PROBLEM: Select every line containing the word "JSON" from the material, and copy those lines.
....
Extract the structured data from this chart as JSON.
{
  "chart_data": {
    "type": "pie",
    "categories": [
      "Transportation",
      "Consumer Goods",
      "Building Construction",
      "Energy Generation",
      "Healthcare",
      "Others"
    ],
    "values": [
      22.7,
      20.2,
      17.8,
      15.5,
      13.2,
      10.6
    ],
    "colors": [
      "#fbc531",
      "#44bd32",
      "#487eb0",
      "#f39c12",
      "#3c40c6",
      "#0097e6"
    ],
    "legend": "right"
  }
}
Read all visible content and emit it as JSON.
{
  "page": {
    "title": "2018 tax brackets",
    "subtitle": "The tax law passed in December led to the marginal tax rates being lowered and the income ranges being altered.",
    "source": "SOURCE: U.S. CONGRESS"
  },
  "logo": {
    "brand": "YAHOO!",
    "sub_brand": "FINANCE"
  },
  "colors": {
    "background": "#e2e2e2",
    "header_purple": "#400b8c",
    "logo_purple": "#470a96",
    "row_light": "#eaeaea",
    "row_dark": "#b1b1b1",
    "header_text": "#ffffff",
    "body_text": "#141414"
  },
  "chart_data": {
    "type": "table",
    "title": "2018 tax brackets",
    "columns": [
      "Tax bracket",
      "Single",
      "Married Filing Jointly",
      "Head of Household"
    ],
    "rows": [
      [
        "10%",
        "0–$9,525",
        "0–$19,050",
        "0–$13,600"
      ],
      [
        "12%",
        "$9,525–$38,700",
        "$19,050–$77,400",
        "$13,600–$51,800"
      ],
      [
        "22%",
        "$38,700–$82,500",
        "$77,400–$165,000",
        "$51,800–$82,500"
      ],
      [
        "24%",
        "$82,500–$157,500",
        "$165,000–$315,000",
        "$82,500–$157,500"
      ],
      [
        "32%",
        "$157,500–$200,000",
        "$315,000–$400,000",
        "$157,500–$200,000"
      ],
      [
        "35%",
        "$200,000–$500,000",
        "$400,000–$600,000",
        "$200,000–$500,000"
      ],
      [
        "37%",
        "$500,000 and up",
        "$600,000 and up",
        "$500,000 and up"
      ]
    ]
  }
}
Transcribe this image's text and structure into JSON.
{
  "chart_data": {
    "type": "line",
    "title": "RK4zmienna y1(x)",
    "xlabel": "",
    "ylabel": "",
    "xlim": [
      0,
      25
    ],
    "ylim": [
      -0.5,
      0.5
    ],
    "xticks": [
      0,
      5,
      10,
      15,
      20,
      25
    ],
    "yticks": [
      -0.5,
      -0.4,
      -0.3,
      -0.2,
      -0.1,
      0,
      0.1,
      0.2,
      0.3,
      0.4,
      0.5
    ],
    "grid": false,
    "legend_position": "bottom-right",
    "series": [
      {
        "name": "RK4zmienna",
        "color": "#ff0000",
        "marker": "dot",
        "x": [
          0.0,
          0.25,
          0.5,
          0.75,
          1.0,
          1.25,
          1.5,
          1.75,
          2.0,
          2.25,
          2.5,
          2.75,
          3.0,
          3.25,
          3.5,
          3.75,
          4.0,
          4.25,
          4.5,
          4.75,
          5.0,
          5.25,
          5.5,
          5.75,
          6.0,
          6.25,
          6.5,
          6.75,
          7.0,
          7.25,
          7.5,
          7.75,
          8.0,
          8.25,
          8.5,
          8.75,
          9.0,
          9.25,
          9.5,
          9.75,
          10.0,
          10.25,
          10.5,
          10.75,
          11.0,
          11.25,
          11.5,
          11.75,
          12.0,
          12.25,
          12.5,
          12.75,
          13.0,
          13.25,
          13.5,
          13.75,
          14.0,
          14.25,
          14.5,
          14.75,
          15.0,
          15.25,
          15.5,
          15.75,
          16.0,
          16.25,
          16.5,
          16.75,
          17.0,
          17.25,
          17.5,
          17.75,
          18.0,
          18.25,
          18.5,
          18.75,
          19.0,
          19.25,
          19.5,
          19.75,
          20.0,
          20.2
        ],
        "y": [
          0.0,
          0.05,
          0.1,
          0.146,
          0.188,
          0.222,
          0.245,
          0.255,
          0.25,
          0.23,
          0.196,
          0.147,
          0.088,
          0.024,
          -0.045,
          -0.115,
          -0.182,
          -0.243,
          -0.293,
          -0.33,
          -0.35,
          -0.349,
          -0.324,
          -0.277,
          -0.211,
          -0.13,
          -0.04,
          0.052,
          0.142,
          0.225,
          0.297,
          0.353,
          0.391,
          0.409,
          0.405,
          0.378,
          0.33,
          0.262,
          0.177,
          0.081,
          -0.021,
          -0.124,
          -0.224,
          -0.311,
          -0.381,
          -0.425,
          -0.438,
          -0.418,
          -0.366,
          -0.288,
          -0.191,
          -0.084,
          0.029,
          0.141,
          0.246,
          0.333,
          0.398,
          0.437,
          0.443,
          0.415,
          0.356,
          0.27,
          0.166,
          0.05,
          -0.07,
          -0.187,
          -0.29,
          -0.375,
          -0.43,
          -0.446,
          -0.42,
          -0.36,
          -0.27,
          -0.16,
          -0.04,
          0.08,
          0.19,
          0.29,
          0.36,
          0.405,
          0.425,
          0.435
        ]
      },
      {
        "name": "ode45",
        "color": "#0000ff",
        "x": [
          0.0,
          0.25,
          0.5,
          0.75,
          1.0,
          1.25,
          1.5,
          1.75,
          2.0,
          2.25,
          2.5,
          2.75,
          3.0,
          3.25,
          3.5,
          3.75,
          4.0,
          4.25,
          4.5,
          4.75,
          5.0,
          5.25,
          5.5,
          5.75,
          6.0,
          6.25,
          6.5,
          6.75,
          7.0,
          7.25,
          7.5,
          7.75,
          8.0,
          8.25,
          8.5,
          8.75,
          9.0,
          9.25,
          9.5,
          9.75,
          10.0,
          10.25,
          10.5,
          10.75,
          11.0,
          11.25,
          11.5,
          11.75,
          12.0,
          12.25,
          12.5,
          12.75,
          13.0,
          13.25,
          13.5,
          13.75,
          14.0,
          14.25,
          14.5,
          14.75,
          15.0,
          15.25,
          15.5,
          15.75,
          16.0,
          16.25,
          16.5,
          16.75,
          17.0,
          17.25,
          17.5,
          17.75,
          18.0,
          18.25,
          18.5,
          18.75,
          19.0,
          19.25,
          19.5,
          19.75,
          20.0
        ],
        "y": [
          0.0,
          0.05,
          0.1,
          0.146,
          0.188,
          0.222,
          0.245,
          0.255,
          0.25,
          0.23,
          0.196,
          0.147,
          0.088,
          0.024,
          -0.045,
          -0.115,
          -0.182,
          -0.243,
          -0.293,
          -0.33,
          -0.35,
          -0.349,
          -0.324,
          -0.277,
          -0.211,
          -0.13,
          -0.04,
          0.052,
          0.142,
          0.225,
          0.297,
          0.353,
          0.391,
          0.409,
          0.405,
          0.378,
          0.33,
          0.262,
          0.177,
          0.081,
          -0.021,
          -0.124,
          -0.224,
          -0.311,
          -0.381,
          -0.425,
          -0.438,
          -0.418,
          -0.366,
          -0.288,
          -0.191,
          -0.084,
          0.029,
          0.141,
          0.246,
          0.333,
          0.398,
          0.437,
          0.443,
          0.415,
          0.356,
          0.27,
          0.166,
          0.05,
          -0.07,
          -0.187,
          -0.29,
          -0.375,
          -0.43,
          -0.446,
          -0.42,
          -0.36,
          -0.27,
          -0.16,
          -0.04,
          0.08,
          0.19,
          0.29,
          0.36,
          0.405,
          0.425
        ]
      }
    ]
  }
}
....
RESPONSE TO THE TASK:
Extract the structured data from this chart as JSON.
Read all visible content and emit it as JSON.
Transcribe this image's text and structure into JSON.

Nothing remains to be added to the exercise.